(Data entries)
- - - -

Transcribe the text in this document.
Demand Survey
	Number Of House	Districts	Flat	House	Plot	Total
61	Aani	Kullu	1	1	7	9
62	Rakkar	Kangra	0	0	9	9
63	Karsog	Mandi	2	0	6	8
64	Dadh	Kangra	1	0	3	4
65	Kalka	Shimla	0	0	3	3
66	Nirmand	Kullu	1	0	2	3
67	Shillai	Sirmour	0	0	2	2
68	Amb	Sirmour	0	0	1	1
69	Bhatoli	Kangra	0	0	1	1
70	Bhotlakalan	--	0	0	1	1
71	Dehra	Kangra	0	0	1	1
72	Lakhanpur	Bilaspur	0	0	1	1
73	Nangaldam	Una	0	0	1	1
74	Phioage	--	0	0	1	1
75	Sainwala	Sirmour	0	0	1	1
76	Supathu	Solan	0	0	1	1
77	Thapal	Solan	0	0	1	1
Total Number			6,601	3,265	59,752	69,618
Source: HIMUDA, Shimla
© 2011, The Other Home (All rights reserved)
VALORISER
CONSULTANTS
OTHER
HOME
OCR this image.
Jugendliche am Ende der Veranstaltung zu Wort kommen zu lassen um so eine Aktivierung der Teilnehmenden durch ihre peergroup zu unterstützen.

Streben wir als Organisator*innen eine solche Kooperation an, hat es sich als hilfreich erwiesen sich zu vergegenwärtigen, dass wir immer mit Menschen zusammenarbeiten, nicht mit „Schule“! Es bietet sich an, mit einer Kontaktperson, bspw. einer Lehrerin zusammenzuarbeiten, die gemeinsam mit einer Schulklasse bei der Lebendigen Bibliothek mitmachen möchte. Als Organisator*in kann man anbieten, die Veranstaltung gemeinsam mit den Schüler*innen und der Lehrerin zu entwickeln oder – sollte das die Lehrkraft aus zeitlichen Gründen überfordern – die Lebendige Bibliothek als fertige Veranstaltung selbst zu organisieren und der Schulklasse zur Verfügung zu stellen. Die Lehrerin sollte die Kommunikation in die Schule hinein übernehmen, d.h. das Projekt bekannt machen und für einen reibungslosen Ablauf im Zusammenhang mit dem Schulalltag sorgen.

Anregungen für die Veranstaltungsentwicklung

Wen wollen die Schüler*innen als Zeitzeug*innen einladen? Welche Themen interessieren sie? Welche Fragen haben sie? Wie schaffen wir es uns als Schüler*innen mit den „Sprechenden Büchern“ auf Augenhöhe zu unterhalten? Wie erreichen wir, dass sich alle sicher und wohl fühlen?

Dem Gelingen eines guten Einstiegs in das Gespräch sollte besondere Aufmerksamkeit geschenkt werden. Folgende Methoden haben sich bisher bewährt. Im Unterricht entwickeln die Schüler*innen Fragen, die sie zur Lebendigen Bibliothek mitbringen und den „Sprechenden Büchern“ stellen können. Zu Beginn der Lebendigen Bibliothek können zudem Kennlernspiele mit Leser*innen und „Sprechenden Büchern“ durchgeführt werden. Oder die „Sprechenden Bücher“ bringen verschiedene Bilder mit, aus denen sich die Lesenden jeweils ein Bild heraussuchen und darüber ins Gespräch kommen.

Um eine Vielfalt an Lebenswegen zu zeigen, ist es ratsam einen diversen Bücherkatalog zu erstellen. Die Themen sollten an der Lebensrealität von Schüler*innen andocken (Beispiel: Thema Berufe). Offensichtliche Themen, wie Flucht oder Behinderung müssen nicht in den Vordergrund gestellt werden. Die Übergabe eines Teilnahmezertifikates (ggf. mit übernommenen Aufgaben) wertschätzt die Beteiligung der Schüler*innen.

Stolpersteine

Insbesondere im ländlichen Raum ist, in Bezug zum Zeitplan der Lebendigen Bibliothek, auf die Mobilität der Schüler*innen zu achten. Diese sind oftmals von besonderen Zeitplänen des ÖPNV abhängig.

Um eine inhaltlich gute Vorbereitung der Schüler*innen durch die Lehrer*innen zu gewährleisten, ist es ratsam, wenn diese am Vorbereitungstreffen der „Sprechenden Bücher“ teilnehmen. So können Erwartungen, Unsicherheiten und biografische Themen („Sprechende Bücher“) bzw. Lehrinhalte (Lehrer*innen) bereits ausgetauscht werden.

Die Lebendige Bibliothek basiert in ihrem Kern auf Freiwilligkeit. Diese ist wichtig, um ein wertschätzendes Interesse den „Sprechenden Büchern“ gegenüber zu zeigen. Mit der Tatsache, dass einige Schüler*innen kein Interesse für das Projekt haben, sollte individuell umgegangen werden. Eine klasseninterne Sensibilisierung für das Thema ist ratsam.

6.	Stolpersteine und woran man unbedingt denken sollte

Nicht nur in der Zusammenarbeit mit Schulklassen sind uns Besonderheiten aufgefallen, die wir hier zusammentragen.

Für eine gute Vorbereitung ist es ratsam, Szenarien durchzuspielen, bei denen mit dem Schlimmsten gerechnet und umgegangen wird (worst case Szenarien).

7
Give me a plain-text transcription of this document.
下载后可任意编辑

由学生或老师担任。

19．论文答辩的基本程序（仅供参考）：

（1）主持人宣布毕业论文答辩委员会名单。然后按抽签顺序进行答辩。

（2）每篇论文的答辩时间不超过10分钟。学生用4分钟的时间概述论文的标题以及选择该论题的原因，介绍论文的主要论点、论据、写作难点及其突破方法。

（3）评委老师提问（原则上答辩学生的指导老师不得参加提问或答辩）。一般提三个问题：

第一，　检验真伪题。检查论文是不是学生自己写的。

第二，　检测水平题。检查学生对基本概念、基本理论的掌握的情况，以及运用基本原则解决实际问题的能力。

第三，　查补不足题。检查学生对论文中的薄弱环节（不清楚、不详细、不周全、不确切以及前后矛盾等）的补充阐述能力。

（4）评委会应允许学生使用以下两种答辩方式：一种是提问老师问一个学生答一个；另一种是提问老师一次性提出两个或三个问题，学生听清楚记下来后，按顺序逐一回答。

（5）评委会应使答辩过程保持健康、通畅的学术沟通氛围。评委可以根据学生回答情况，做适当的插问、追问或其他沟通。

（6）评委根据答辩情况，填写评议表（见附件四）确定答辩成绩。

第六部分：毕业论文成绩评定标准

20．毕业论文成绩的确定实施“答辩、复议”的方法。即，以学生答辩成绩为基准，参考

- - - -

Work required
Search the lines above for the string "Number" and copy each line that has it.

Task solution
	Number Of House	Districts	Flat	House	Plot	Total
Total Number			6,601	3,265	59,752	69,618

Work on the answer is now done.